● **Exercise objective**
Search the material below for the string "Juta" and list each line that holds it.
# # # # # # #
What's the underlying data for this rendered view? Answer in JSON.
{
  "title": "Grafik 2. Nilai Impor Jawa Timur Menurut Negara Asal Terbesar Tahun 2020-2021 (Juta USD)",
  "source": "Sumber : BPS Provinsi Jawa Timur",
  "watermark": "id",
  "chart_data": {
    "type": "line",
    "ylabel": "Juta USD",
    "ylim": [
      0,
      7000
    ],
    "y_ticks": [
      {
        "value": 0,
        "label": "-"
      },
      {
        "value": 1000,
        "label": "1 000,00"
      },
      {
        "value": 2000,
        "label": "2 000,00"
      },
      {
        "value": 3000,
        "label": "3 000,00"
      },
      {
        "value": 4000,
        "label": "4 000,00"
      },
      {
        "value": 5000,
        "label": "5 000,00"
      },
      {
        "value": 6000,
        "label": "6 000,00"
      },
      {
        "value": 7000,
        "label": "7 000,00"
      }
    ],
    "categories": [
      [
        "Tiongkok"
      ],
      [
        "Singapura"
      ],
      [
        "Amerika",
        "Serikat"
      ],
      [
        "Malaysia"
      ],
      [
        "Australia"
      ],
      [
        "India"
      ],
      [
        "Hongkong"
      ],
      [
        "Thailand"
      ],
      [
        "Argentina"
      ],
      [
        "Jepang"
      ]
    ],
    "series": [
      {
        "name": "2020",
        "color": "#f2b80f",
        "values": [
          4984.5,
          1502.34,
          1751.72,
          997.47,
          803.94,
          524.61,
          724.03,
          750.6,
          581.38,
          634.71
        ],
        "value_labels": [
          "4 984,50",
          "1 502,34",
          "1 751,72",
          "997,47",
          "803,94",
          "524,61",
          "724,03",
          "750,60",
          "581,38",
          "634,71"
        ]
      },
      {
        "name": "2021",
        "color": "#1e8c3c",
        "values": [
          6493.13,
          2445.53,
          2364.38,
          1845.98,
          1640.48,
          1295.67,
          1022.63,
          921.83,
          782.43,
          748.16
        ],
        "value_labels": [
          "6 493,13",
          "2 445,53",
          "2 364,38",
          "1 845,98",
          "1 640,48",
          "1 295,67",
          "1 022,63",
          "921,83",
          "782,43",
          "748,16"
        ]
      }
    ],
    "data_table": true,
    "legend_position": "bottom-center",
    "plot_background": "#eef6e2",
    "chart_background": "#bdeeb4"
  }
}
# # # # # # #
● **Task output**
  "title": "Grafik 2. Nilai Impor Jawa Timur Menurut Negara Asal Terbesar Tahun 2020-2021 (Juta USD)",
    "ylabel": "Juta USD",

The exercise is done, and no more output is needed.